## start Data for processing

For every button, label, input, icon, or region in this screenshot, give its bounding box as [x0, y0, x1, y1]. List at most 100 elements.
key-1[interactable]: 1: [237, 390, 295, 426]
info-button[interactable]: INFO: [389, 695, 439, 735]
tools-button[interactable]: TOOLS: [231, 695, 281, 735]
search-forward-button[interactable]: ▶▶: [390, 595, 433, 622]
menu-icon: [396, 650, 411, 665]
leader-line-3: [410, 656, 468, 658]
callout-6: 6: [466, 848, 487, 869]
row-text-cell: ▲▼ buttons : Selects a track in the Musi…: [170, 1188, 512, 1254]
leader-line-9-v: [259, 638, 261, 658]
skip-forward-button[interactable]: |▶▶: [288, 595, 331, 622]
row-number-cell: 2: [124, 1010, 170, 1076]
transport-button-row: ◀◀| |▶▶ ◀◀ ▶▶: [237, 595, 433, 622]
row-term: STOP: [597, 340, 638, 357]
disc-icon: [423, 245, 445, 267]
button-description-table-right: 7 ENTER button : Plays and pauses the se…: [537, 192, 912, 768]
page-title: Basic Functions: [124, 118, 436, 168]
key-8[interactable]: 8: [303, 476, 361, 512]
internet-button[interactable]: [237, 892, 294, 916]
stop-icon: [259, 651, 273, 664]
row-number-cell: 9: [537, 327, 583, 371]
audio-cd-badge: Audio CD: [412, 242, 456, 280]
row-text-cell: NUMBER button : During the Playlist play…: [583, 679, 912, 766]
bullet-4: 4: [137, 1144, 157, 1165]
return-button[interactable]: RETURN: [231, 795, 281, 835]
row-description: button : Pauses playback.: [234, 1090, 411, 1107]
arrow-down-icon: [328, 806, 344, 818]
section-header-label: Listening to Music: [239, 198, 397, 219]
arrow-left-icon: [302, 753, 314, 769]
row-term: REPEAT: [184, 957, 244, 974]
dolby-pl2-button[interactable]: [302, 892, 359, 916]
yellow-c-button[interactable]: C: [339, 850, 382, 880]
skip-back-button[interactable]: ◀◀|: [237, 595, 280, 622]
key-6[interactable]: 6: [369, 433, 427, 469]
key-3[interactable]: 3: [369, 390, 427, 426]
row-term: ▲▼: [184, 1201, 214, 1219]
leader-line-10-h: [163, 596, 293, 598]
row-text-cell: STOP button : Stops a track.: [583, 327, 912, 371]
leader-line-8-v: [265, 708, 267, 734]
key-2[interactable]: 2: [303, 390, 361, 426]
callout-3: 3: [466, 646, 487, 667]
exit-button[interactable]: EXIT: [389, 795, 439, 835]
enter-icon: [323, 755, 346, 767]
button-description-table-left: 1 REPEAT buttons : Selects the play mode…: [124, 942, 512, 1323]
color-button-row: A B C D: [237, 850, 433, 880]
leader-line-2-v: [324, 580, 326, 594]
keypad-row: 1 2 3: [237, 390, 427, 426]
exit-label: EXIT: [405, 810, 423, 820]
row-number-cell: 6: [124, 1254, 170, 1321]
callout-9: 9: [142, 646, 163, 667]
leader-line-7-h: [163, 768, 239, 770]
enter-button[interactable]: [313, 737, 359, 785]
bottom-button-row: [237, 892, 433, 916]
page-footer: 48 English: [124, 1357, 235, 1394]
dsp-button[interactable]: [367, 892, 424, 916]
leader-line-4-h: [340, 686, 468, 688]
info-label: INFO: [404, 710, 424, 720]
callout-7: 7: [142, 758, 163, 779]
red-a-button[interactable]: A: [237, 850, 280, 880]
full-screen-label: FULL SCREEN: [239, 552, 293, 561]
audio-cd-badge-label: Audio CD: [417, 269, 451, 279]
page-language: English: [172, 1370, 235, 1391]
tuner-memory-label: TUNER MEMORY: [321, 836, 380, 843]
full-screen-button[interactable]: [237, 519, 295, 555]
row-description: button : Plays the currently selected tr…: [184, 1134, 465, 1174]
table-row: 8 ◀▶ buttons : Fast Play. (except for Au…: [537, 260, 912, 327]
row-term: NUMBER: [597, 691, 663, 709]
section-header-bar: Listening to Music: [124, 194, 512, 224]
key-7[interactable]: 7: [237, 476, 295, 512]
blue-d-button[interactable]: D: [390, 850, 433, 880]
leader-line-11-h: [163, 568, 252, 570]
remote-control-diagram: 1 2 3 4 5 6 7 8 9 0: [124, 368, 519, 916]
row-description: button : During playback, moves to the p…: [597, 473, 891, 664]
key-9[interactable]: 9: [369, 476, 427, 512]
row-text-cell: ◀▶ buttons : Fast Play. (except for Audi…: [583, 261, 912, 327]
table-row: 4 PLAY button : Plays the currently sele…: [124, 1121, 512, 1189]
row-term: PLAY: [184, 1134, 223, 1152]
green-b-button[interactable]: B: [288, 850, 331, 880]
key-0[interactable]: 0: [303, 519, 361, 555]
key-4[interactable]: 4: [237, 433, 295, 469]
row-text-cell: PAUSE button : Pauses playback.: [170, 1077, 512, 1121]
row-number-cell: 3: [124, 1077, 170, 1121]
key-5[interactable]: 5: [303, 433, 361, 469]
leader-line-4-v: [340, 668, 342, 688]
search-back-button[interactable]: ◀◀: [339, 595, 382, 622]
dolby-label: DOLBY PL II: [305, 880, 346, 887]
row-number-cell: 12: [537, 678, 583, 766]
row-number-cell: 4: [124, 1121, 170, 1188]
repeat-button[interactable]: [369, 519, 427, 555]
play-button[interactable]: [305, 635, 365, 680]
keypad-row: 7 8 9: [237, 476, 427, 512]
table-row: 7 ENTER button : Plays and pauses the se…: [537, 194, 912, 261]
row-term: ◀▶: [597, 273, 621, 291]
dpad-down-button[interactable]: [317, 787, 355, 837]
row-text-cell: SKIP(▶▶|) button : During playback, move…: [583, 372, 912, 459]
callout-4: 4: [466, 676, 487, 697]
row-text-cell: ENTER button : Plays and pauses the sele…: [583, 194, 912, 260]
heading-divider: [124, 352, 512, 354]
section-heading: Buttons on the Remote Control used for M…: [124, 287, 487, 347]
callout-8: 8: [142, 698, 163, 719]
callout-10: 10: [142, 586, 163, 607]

## end Data for processing

Task requirements:
Copy every line of the records above verbatim, with no changes.

Written reply:
For every button, label, input, icon, or region in this screenshot, give its bounding box as [x0, y0, x1, y1]. List at most 100 elements.
key-1[interactable]: 1: [237, 390, 295, 426]
info-button[interactable]: INFO: [389, 695, 439, 735]
tools-button[interactable]: TOOLS: [231, 695, 281, 735]
search-forward-button[interactable]: ▶▶: [390, 595, 433, 622]
menu-icon: [396, 650, 411, 665]
leader-line-3: [410, 656, 468, 658]
callout-6: 6: [466, 848, 487, 869]
row-text-cell: ▲▼ buttons : Selects a track in the Musi…: [170, 1188, 512, 1254]
leader-line-9-v: [259, 638, 261, 658]
skip-forward-button[interactable]: |▶▶: [288, 595, 331, 622]
row-number-cell: 2: [124, 1010, 170, 1076]
transport-button-row: ◀◀| |▶▶ ◀◀ ▶▶: [237, 595, 433, 622]
row-term: STOP: [597, 340, 638, 357]
disc-icon: [423, 245, 445, 267]
button-description-table-right: 7 ENTER button : Plays and pauses the se…: [537, 192, 912, 768]
page-title: Basic Functions: [124, 118, 436, 168]
key-8[interactable]: 8: [303, 476, 361, 512]
internet-button[interactable]: [237, 892, 294, 916]
stop-icon: [259, 651, 273, 664]
row-number-cell: 9: [537, 327, 583, 371]
audio-cd-badge: Audio CD: [412, 242, 456, 280]
row-text-cell: NUMBER button : During the Playlist play…: [583, 679, 912, 766]
bullet-4: 4: [137, 1144, 157, 1165]
return-button[interactable]: RETURN: [231, 795, 281, 835]
row-description: button : Pauses playback.: [234, 1090, 411, 1107]
arrow-down-icon: [328, 806, 344, 818]
section-header-label: Listening to Music: [239, 198, 397, 219]
arrow-left-icon: [302, 753, 314, 769]
row-term: REPEAT: [184, 957, 244, 974]
dolby-pl2-button[interactable]: [302, 892, 359, 916]
yellow-c-button[interactable]: C: [339, 850, 382, 880]
skip-back-button[interactable]: ◀◀|: [237, 595, 280, 622]
key-6[interactable]: 6: [369, 433, 427, 469]
key-3[interactable]: 3: [369, 390, 427, 426]
row-term: ▲▼: [184, 1201, 214, 1219]
leader-line-10-h: [163, 596, 293, 598]
row-text-cell: STOP button : Stops a track.: [583, 327, 912, 371]
leader-line-8-v: [265, 708, 267, 734]
key-2[interactable]: 2: [303, 390, 361, 426]
callout-3: 3: [466, 646, 487, 667]
exit-button[interactable]: EXIT: [389, 795, 439, 835]
enter-icon: [323, 755, 346, 767]
button-description-table-left: 1 REPEAT buttons : Selects the play mode…: [124, 942, 512, 1323]
color-button-row: A B C D: [237, 850, 433, 880]
leader-line-2-v: [324, 580, 326, 594]
keypad-row: 1 2 3: [237, 390, 427, 426]
exit-label: EXIT: [405, 810, 423, 820]
row-number-cell: 6: [124, 1254, 170, 1321]
callout-9: 9: [142, 646, 163, 667]
leader-line-7-h: [163, 768, 239, 770]
enter-button[interactable]: [313, 737, 359, 785]
bottom-button-row: [237, 892, 433, 916]
page-footer: 48 English: [124, 1357, 235, 1394]
dsp-button[interactable]: [367, 892, 424, 916]
leader-line-4-h: [340, 686, 468, 688]
info-label: INFO: [404, 710, 424, 720]
callout-7: 7: [142, 758, 163, 779]
red-a-button[interactable]: A: [237, 850, 280, 880]
full-screen-label: FULL SCREEN: [239, 552, 293, 561]
audio-cd-badge-label: Audio CD: [417, 269, 451, 279]
page-language: English: [172, 1370, 235, 1391]
tuner-memory-label: TUNER MEMORY: [321, 836, 380, 843]
full-screen-button[interactable]: [237, 519, 295, 555]
row-description: button : Plays the currently selected tr…: [184, 1134, 465, 1174]
table-row: 8 ◀▶ buttons : Fast Play. (except for Au…: [537, 260, 912, 327]
row-term: NUMBER: [597, 691, 663, 709]
section-header-bar: Listening to Music: [124, 194, 512, 224]
key-7[interactable]: 7: [237, 476, 295, 512]
blue-d-button[interactable]: D: [390, 850, 433, 880]
leader-line-11-h: [163, 568, 252, 570]
remote-control-diagram: 1 2 3 4 5 6 7 8 9 0: [124, 368, 519, 916]
row-description: button : During playback, moves to the p…: [597, 473, 891, 664]
key-9[interactable]: 9: [369, 476, 427, 512]
row-text-cell: ◀▶ buttons : Fast Play. (except for Audi…: [583, 261, 912, 327]
table-row: 4 PLAY button : Plays the currently sele…: [124, 1121, 512, 1189]
row-term: PLAY: [184, 1134, 223, 1152]
green-b-button[interactable]: B: [288, 850, 331, 880]
key-0[interactable]: 0: [303, 519, 361, 555]
key-4[interactable]: 4: [237, 433, 295, 469]
row-text-cell: PAUSE button : Pauses playback.: [170, 1077, 512, 1121]
row-number-cell: 3: [124, 1077, 170, 1121]
key-5[interactable]: 5: [303, 433, 361, 469]
leader-line-4-v: [340, 668, 342, 688]
search-back-button[interactable]: ◀◀: [339, 595, 382, 622]
dolby-label: DOLBY PL II: [305, 880, 346, 887]
row-number-cell: 12: [537, 678, 583, 766]
row-number-cell: 4: [124, 1121, 170, 1188]
repeat-button[interactable]: [369, 519, 427, 555]
play-button[interactable]: [305, 635, 365, 680]
keypad-row: 7 8 9: [237, 476, 427, 512]
table-row: 7 ENTER button : Plays and pauses the se…: [537, 194, 912, 261]
row-term: ◀▶: [597, 273, 621, 291]
dpad-down-button[interactable]: [317, 787, 355, 837]
row-text-cell: SKIP(▶▶|) button : During playback, move…: [583, 372, 912, 459]
callout-4: 4: [466, 676, 487, 697]
row-text-cell: ENTER button : Plays and pauses the sele…: [583, 194, 912, 260]
heading-divider: [124, 352, 512, 354]
section-heading: Buttons on the Remote Control used for M…: [124, 287, 487, 347]
callout-8: 8: [142, 698, 163, 719]
callout-10: 10: [142, 586, 163, 607]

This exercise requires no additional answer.